::: Listing :::

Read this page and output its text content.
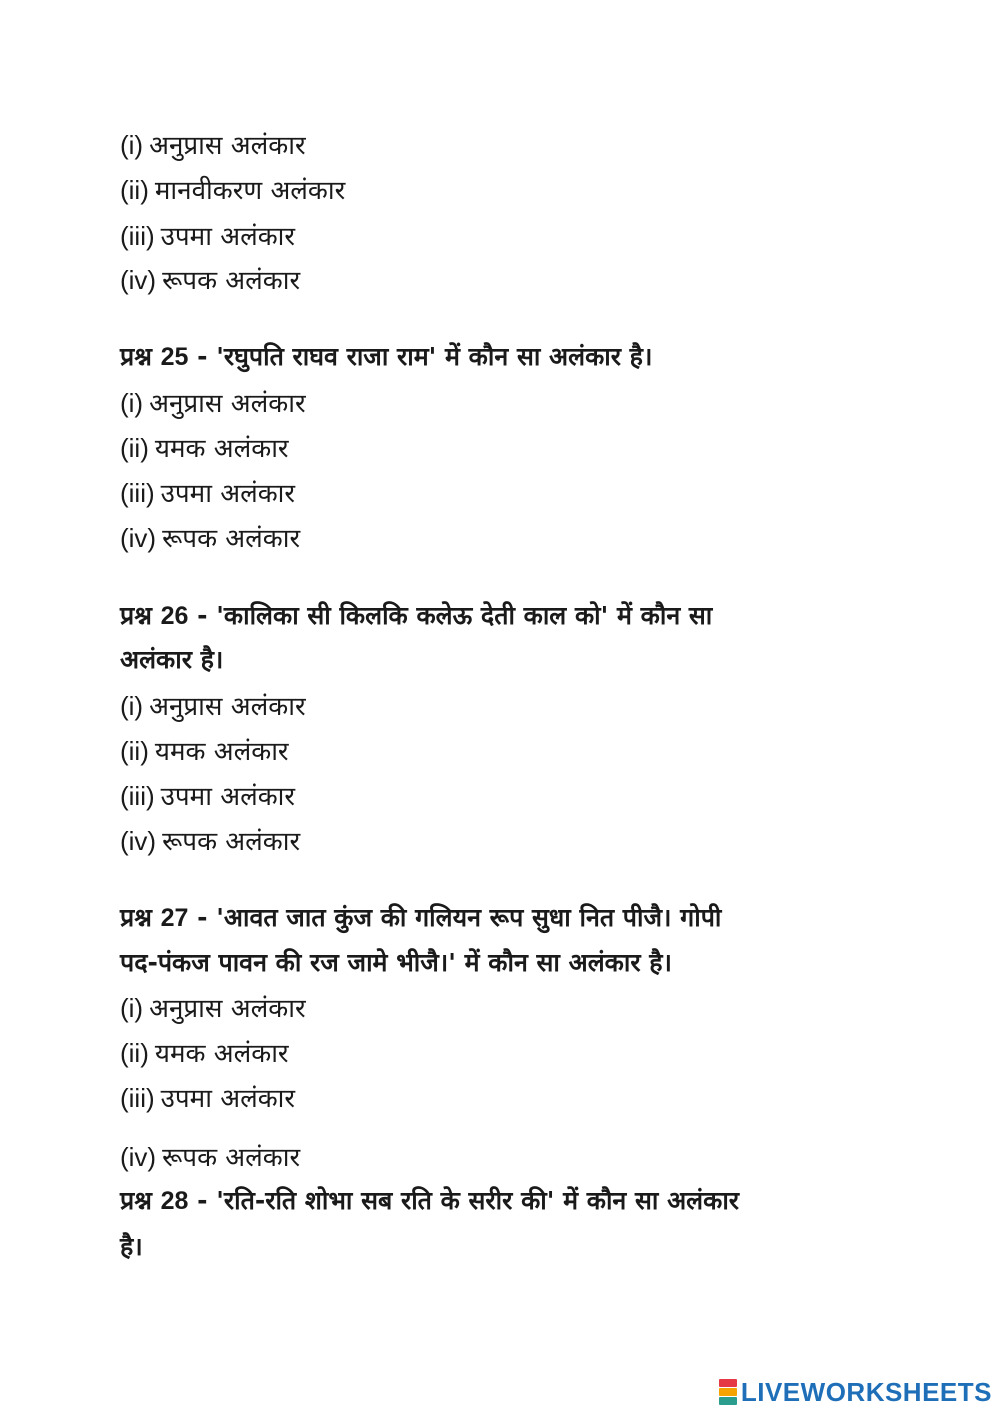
(i) अनुप्रास अलंकार
(ii) मानवीकरण अलंकार
(iii) उपमा अलंकार
(iv) रूपक अलंकार
प्रश्न 25 - 'रघुपति राघव राजा राम' में कौन सा अलंकार है।
(i) अनुप्रास अलंकार
(ii) यमक अलंकार
(iii) उपमा अलंकार
(iv) रूपक अलंकार
प्रश्न 26 - 'कालिका सी किलकि कलेऊ देती काल को' में कौन सा
अलंकार है।
(i) अनुप्रास अलंकार
(ii) यमक अलंकार
(iii) उपमा अलंकार
(iv) रूपक अलंकार
प्रश्न 27 - 'आवत जात कुंज की गलियन रूप सुधा नित पीजै। गोपी
पद-पंकज पावन की रज जामे भीजै।' में कौन सा अलंकार है।
(i) अनुप्रास अलंकार
(ii) यमक अलंकार
(iii) उपमा अलंकार
(iv) रूपक अलंकार
प्रश्न 28 - 'रति-रति शोभा सब रति के सरीर की' में कौन सा अलंकार
है।
LIVEWORKSHEETS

:::

Pictures appear in the records above. Output everything except them, exactly.

Read this page and output its text content.
(i) अनुप्रास अलंकार
(ii) मानवीकरण अलंकार
(iii) उपमा अलंकार
(iv) रूपक अलंकार
प्रश्न 25 - 'रघुपति राघव राजा राम' में कौन सा अलंकार है।
(i) अनुप्रास अलंकार
(ii) यमक अलंकार
(iii) उपमा अलंकार
(iv) रूपक अलंकार
प्रश्न 26 - 'कालिका सी किलकि कलेऊ देती काल को' में कौन सा
अलंकार है।
(i) अनुप्रास अलंकार
(ii) यमक अलंकार
(iii) उपमा अलंकार
(iv) रूपक अलंकार
प्रश्न 27 - 'आवत जात कुंज की गलियन रूप सुधा नित पीजै। गोपी
पद-पंकज पावन की रज जामे भीजै।' में कौन सा अलंकार है।
(i) अनुप्रास अलंकार
(ii) यमक अलंकार
(iii) उपमा अलंकार
(iv) रूपक अलंकार
प्रश्न 28 - 'रति-रति शोभा सब रति के सरीर की' में कौन सा अलंकार
है।
LIVEWORKSHEETS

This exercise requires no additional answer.